## Requirement
Each line that holds the word "band" counts once; give the total for the records below and nothing else.

## Dataset rows
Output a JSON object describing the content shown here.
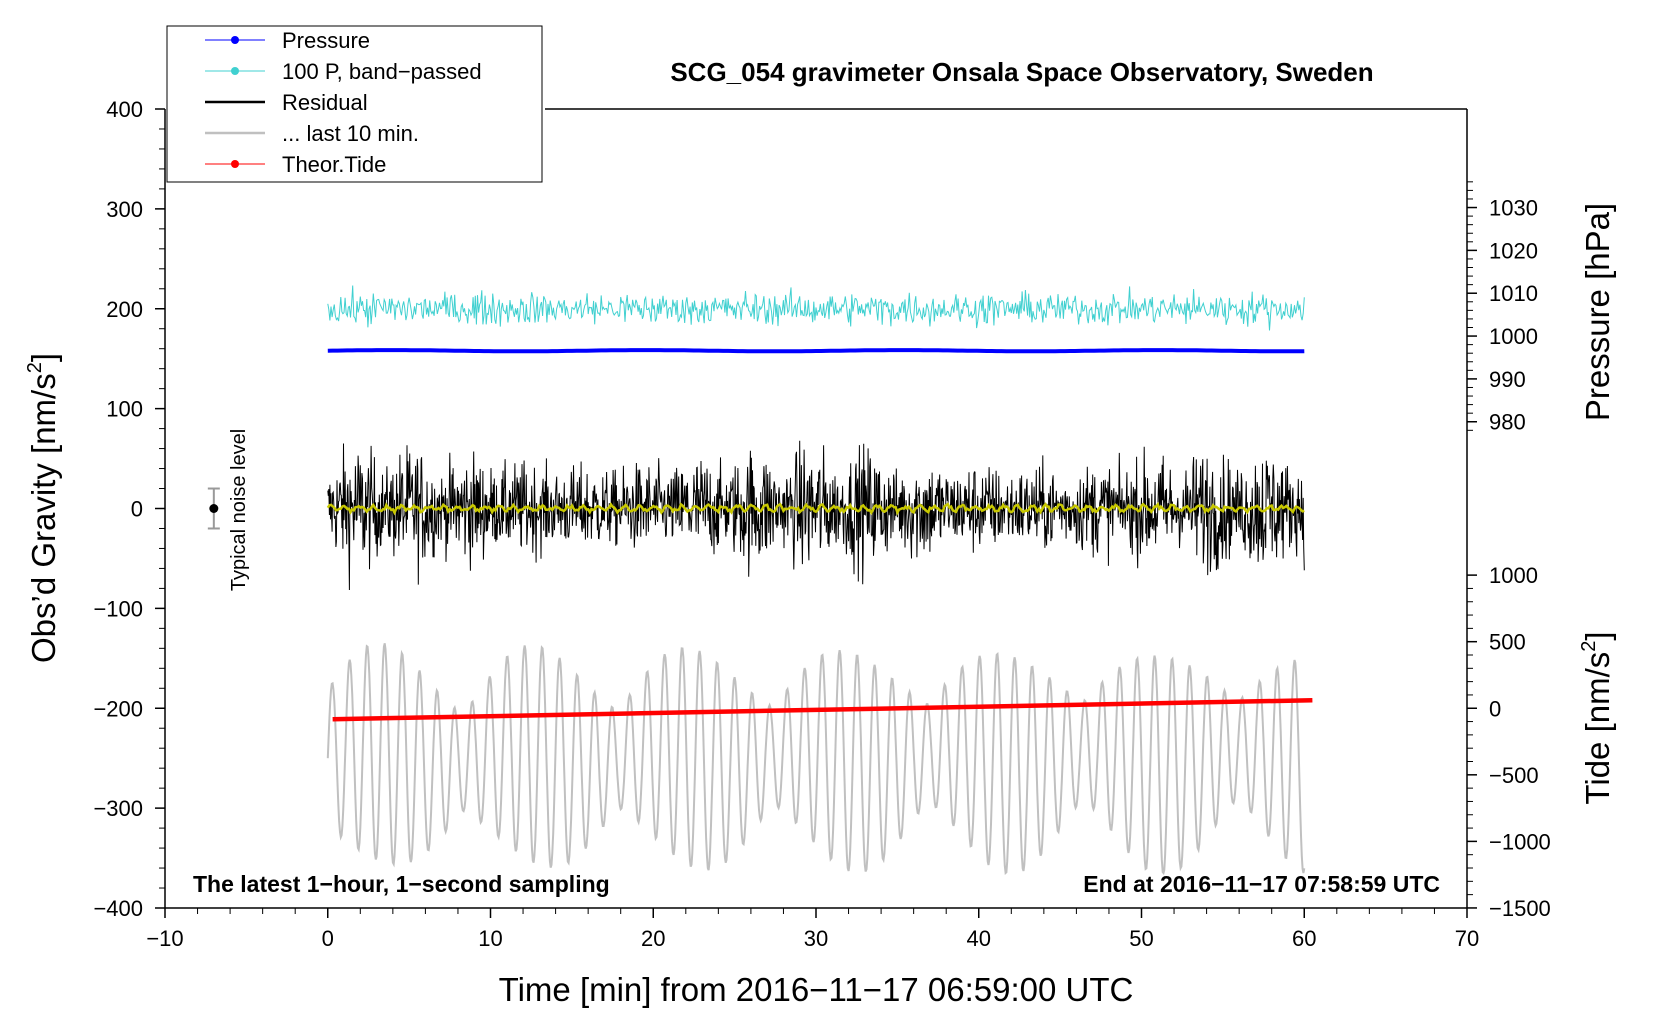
{
  "chart_data": {
    "type": "line",
    "title": "SCG_054 gravimeter Onsala Space Observatory, Sweden",
    "xlabel": "Time [min] from 2016−11−17 06:59:00 UTC",
    "ylabel_main": "Obs’d Gravity [nm/s",
    "ylabel_pressure": "Pressure [hPa]",
    "ylabel_tide": "Tide [nm/s",
    "unit_superscript": "2",
    "unit_close": "]",
    "xlim": [
      -10,
      70
    ],
    "ylim": [
      -400,
      400
    ],
    "x_ticks": [
      -10,
      0,
      10,
      20,
      30,
      40,
      50,
      60,
      70
    ],
    "x_tick_labels": [
      "−10",
      "0",
      "10",
      "20",
      "30",
      "40",
      "50",
      "60",
      "70"
    ],
    "y_ticks": [
      400,
      300,
      200,
      100,
      0,
      -100,
      -200,
      -300,
      -400
    ],
    "y_tick_labels": [
      "400",
      "300",
      "200",
      "100",
      "0",
      "−100",
      "−200",
      "−300",
      "−400"
    ],
    "pressure_axis": {
      "range_gravity": [
        -400,
        400
      ],
      "range_hpa": [
        866.5,
        1053
      ],
      "ticks": [
        1030,
        1020,
        1010,
        1000,
        990,
        980
      ],
      "tick_labels": [
        "1030",
        "1020",
        "1010",
        "1000",
        "990",
        "980"
      ]
    },
    "tide_axis": {
      "ticks": [
        1000,
        500,
        0,
        -500,
        -1000,
        -1500
      ],
      "tick_labels": [
        "1000",
        "500",
        "0",
        "−500",
        "−1000",
        "−1500"
      ],
      "gravity_at_tide_zero": -200,
      "gravity_per_tide_unit": 0.1333
    },
    "legend": [
      {
        "label": "Pressure",
        "color": "#0000ff",
        "marker": true
      },
      {
        "label": "100 P, band−passed",
        "color": "#40d0d0",
        "marker": true
      },
      {
        "label": "Residual",
        "color": "#000000",
        "marker": false
      },
      {
        "label": "... last 10 min.",
        "color": "#c0c0c0",
        "marker": false
      },
      {
        "label": "Theor.Tide",
        "color": "#ff0000",
        "marker": true
      }
    ],
    "annotations": {
      "noise_label": "Typical noise level",
      "noise_bar": {
        "x": -7,
        "y": 0,
        "half_range": 20
      },
      "bottom_left": "The latest 1−hour, 1−second sampling",
      "bottom_right": "End at 2016−11−17 07:58:59 UTC"
    },
    "series": [
      {
        "name": "Pressure",
        "color": "#0000ff",
        "x_range": [
          0,
          60
        ],
        "gravity_level": 158,
        "hPa": 996
      },
      {
        "name": "100 P, band−passed",
        "color": "#40d0d0",
        "x_range": [
          0,
          60
        ],
        "center": 200,
        "amplitude": 25
      },
      {
        "name": "Residual",
        "color": "#000000",
        "x_range": [
          0,
          60
        ],
        "center": 0,
        "amplitude": 110
      },
      {
        "name": "Residual smoothed",
        "color": "#c8c800",
        "x_range": [
          0,
          60
        ],
        "center": 0,
        "amplitude": 4
      },
      {
        "name": "... last 10 min.",
        "color": "#c0c0c0",
        "x_range": [
          0,
          60
        ],
        "center": -250,
        "amplitude": 110,
        "min_value": -365,
        "max_value": -135
      },
      {
        "name": "Theor.Tide",
        "color": "#ff0000",
        "x": [
          0.3,
          60.5
        ],
        "y": [
          -211,
          -192
        ],
        "tide_nm_s2": [
          -83,
          60
        ]
      }
    ]
  }
}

## In response
2